PASSAGE
****

Doctor Who: Resolution (TV) (2019; UK; Colour; 60m) **** pr. Nikki Wilson; d. Wayne Che Yip; w. Chris Chibnall; ph. Sam Heasman; m.Segun Akinola. Cast: Jodie Whittaker, Bradley Walsh, Tosin Cole, Mandip Gill, Charlotte Ritchie, Nikesh Patel, Daniel Adegboyega, Darryl Clark, Nicholas Briggs (voice). As the New Year begins, a terrifying evil is stirring, from across the centuries of Earth’s history. As the Doctor, Ryan, Graham and Yaz return home, will they be able to overcome the threat to planet Earth? Finally, a story that offers a real alien threat and feels like proper “Doctor Who”. That’s not to say the episode was perfect. There are still too many companions and the sub-plot with Ryan’s father felt like it had been bolted on. The Dalek threat though offered a new twist and was well realised. Imagery has been borrowed from earlier adventures but used in a creative and frightening way here. There were moments when the dialogue felt forced and the moments of humour over-worked, but overall this is far more impressive than anything seen during the season’s full run. This was also Whittaker’s best performance to date. Whether the production team will build from this we’ll have to wait a year or more to find out.
Doctor Who: The Battle of Ranskoor Av Kolos (TV) (2018; UK; Colour; 49m) *** pr. Alex Mercer; d. Jamie Childs; w. Chris Chibnall; ph. Sam Heasman; m.Segun Akinola. Cast: Jodie Whittaker, Bradley Walsh, Tosin Cole, Mandip Gill, Mark Addy, Phyllis Logan, Percelle Ascott, Jan Lee, Samuel Oatley. On the planet of Ranskoor Av Kolos, lies the remains of a brutal battlefield. But as the Doctor, Graham, Yaz and Ryan answer nine separate distress calls, they discover the planet holds far more secrets. Who is the mysterious commander with no memory? What lies beyond the mists? Who or what are the Ux? The answers will lead the Doctor and her friends towards a deadly reckoning. Season finale lacks the sense of occasion of previous seasons. The story is okay, but again the alien threat is too easily nullified and there is no real sense of jeopardy as everything feels so rushed – it was a mistake (one of many) not to sprinkle some two-parters into this series. The performances are uneven, with Gill and Cole too wooden in their parts. The best performances come from Addy and Walsh. Jodie Whittaker appears to have settled into a one-tone approach to her performance as the Doctor and many of the jokey lines feel more than a little bit wearisome. It’s all nicely shot and the visuals are very impressive. The theme of “cause and effect” by tying into THE WOMAN WHO FELL TO EARTH feels tokenistic. It provides a bookend feel to the season, but there is no real sense of wonder or surprise. An average end to what has been a disappointingly average series.

****

PROVIDED RECORDS
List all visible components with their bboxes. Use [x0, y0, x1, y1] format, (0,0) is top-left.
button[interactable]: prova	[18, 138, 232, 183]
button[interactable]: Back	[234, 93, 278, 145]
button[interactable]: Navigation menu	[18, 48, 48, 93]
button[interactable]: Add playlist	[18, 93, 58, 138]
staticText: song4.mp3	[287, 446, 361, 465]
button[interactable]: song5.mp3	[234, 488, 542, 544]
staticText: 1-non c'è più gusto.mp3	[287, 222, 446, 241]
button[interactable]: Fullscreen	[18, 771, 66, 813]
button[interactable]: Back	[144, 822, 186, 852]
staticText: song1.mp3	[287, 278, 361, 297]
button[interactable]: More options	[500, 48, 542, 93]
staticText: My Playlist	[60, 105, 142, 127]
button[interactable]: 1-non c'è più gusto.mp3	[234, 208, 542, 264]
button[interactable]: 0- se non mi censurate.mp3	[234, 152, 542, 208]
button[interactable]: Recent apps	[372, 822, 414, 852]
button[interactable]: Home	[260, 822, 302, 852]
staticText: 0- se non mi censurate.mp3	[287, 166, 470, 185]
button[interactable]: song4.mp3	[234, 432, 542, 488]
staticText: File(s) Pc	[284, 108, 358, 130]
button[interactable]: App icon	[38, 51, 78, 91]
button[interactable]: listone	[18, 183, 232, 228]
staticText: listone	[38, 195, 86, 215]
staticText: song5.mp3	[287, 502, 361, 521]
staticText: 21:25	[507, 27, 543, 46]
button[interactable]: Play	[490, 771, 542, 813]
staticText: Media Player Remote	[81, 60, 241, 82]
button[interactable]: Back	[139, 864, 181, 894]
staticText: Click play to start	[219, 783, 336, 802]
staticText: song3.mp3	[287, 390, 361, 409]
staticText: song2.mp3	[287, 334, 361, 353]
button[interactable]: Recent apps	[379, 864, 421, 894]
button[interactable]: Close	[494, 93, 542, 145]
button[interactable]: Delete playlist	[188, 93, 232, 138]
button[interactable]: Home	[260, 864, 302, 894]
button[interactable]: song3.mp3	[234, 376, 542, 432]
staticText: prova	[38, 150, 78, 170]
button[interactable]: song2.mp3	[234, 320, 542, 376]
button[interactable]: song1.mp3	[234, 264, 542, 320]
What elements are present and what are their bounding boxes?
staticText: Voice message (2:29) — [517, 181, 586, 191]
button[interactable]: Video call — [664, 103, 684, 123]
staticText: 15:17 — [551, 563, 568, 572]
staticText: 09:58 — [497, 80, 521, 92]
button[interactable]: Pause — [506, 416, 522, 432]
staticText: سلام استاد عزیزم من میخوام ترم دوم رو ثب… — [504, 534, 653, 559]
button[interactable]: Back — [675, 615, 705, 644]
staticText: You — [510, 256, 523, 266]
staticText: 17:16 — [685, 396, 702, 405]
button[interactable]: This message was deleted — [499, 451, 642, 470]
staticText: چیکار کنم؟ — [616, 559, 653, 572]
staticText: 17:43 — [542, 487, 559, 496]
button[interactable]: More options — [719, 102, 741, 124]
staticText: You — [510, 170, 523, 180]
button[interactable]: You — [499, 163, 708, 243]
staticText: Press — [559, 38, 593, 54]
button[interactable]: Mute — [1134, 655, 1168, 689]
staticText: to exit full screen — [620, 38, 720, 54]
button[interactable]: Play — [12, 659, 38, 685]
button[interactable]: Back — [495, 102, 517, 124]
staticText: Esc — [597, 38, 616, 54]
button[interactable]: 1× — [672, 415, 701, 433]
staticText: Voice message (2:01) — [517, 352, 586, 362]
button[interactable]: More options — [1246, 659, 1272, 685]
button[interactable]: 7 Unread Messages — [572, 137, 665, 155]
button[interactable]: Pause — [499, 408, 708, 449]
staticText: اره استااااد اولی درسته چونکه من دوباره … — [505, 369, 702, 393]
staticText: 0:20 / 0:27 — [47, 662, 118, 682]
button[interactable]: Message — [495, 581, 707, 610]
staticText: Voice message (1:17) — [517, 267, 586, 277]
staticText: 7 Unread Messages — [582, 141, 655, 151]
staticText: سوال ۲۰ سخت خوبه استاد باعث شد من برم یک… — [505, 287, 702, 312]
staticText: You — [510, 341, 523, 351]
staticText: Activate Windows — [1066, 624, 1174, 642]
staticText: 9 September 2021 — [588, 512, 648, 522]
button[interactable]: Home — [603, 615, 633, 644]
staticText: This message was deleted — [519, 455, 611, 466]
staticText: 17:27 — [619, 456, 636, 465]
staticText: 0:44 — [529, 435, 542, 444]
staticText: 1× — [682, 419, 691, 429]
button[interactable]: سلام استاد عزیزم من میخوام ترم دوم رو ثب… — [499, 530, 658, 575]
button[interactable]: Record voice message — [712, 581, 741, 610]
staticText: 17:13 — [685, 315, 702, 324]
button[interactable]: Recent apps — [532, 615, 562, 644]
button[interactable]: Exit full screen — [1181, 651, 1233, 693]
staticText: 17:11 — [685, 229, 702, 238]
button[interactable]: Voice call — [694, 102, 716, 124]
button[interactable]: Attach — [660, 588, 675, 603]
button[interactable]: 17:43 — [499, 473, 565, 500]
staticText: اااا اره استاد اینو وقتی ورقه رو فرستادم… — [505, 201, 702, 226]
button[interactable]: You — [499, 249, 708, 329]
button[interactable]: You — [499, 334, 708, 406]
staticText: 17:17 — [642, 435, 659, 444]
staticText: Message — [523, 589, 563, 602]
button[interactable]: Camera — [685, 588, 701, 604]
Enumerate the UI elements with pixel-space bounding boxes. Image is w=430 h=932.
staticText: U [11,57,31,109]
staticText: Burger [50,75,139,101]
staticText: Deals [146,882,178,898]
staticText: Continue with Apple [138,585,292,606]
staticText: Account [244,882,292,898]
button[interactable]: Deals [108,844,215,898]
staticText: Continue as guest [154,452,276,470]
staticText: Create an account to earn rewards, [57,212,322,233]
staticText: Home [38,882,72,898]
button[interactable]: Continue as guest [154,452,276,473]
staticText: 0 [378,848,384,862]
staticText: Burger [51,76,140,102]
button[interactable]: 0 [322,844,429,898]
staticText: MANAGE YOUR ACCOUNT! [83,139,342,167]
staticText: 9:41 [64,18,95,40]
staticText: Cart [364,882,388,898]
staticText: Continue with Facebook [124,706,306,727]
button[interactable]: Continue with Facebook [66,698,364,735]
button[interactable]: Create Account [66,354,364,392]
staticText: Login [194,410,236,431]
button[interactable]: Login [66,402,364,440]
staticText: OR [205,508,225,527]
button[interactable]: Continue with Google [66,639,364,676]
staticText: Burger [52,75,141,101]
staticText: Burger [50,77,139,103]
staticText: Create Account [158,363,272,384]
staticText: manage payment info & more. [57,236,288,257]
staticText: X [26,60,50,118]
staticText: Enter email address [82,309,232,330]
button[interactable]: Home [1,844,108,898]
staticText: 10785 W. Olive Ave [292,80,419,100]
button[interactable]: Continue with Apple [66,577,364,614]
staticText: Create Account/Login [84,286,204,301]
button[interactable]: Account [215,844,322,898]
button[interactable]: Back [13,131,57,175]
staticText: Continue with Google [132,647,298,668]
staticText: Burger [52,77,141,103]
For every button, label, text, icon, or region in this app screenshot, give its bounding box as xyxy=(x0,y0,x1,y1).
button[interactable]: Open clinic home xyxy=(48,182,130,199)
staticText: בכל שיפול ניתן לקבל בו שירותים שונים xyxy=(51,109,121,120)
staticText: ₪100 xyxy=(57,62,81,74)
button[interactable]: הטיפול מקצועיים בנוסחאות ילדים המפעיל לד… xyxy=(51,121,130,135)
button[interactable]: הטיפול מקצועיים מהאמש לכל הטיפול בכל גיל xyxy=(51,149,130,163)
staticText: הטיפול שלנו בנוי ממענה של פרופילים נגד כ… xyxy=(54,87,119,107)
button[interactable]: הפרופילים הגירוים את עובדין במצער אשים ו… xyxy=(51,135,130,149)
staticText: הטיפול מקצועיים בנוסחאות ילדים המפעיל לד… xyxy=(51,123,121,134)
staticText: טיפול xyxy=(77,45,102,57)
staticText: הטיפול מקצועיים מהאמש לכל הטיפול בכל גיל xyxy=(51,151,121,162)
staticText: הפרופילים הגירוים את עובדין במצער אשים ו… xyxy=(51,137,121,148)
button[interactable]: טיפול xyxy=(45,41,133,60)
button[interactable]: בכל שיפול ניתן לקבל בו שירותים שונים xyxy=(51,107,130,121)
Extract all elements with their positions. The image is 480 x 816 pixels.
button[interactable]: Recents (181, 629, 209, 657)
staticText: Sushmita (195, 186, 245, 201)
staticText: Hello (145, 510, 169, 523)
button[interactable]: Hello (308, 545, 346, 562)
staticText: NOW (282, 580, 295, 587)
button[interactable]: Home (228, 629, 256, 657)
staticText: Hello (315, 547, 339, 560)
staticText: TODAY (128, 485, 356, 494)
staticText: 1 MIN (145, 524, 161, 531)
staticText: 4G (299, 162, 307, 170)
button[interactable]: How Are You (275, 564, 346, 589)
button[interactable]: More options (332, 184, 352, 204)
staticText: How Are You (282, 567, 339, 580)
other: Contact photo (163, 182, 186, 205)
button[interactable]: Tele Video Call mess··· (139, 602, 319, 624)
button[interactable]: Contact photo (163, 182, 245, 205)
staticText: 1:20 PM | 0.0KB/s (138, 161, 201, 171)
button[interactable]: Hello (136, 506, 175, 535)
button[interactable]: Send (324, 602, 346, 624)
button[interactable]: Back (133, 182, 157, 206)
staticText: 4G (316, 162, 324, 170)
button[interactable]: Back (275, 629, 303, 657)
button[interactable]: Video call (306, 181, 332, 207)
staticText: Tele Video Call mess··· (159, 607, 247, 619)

****

SET TASK
Pick up the Doctor Who episode reviews after their final sentence and continue them in the same style.

REPLY
Doctor Who: It Takes You Away (TV) (2018; UK; Colour; 50m) ***½ pr. Nikki Wilson; d. Jamie Childs; w. Ed Hime; ph. Denis Crossan; m.Segun Akinola. Cast: Jodie Whittaker, Bradley Walsh, Tosin Cole, Mandip Gill, Eleanor Wallwork, Kevin Eldon, Christian Rubeck, Lisa Stokke, Sharon D Clarke. On the edge of a Norwegian fjord, in the present day, The Doctor, Ryan, Graham and Yaz discover a boarded-up cottage and a girl named Hanne in need of their help. What has happened here? What monster lurks in the woods around the cottage – and beyond? For the most part, this episode is intriguing and tense. The mystery is well plotted and has characters emotionally invested. Whilst conceptually this has been the most challenging episode of this series it has also been the most rewarding, showing that strong writing is what has been missing for most of this series. But the episode threatens to implode into silliness with the talking frog, which deflates much of the tension that has been built up to that point. Why did the writers and producers think this would make the episode more dramatic? It comes across as a gimmick which derails what could have been the best episode of the season by far. As it stands it is still one of the better representations of Chibnall’s vision in this disappointing run of stories. That the last three episodes, none of which have been written by Chibnall, have come closest to the series’ template show that there is still life in the concept with thoughtful writing. Let’s hope Chibnall can pull the rabbit from the hat in the last episode and the New Year special – otherwise, this will almost certainly go down as the worst series of the new run.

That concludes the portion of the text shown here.